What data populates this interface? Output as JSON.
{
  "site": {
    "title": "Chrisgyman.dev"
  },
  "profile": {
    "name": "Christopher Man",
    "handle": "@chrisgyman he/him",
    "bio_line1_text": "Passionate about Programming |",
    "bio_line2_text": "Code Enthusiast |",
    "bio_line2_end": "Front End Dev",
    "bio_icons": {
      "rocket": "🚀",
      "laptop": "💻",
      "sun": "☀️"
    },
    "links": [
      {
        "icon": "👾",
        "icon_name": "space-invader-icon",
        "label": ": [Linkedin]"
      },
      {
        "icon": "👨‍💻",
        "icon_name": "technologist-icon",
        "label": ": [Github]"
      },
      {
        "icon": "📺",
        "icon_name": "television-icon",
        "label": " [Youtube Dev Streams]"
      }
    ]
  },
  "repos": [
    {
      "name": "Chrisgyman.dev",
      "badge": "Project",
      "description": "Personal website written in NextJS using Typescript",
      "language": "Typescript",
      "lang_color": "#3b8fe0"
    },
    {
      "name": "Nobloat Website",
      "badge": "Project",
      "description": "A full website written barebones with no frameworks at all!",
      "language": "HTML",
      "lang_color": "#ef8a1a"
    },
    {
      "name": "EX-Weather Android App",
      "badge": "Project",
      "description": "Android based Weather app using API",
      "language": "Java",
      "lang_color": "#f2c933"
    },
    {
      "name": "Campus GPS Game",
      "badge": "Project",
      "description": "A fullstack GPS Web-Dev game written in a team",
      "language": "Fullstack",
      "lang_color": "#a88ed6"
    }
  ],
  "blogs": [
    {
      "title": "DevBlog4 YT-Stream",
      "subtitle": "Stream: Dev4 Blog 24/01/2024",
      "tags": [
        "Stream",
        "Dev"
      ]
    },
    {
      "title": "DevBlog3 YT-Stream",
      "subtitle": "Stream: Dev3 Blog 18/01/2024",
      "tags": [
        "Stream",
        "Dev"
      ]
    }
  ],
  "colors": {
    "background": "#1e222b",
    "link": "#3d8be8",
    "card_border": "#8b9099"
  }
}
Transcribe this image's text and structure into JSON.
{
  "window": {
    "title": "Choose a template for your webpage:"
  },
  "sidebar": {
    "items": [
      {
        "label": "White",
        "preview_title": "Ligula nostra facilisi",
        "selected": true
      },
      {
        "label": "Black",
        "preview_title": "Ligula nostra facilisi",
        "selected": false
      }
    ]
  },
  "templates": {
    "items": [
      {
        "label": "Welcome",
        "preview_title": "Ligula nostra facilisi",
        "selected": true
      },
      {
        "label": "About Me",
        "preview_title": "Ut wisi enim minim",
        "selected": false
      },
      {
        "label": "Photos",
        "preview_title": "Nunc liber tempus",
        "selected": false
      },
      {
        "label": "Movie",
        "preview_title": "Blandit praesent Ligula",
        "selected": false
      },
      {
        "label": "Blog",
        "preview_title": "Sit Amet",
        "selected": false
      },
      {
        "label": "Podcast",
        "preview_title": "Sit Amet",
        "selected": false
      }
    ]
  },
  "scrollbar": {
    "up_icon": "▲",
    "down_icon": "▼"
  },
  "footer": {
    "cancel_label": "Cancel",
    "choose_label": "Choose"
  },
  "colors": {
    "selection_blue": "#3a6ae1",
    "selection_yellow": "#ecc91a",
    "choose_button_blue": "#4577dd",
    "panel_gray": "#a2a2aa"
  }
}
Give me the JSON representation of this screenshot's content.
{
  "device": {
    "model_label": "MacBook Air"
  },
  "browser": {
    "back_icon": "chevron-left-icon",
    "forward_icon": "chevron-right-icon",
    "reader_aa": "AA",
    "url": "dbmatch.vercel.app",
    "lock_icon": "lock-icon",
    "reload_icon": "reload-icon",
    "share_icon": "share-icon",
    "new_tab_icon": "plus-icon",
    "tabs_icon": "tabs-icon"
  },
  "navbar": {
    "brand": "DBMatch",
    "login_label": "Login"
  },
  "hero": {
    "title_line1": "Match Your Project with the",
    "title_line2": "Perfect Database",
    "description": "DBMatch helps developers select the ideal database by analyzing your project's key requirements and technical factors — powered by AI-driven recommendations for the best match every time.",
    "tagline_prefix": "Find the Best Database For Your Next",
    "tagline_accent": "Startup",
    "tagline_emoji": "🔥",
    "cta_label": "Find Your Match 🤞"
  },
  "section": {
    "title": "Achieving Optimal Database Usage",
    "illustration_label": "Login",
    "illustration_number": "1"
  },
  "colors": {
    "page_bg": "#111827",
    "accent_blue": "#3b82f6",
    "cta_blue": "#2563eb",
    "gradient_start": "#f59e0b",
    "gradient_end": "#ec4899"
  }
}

***

WORK REQUIRED:
Locate "Give me the" in the data above. Then repeat, exactly, its line and each line after it through the last, adding nothing.

ANSWER:
Give me the JSON representation of this screenshot's content.
{
  "device": {
    "model_label": "MacBook Air"
  },
  "browser": {
    "back_icon": "chevron-left-icon",
    "forward_icon": "chevron-right-icon",
    "reader_aa": "AA",
    "url": "dbmatch.vercel.app",
    "lock_icon": "lock-icon",
    "reload_icon": "reload-icon",
    "share_icon": "share-icon",
    "new_tab_icon": "plus-icon",
    "tabs_icon": "tabs-icon"
  },
  "navbar": {
    "brand": "DBMatch",
    "login_label": "Login"
  },
  "hero": {
    "title_line1": "Match Your Project with the",
    "title_line2": "Perfect Database",
    "description": "DBMatch helps developers select the ideal database by analyzing your project's key requirements and technical factors — powered by AI-driven recommendations for the best match every time.",
    "tagline_prefix": "Find the Best Database For Your Next",
    "tagline_accent": "Startup",
    "tagline_emoji": "🔥",
    "cta_label": "Find Your Match 🤞"
  },
  "section": {
    "title": "Achieving Optimal Database Usage",
    "illustration_label": "Login",
    "illustration_number": "1"
  },
  "colors": {
    "page_bg": "#111827",
    "accent_blue": "#3b82f6",
    "cta_blue": "#2563eb",
    "gradient_start": "#f59e0b",
    "gradient_end": "#ec4899"
  }
}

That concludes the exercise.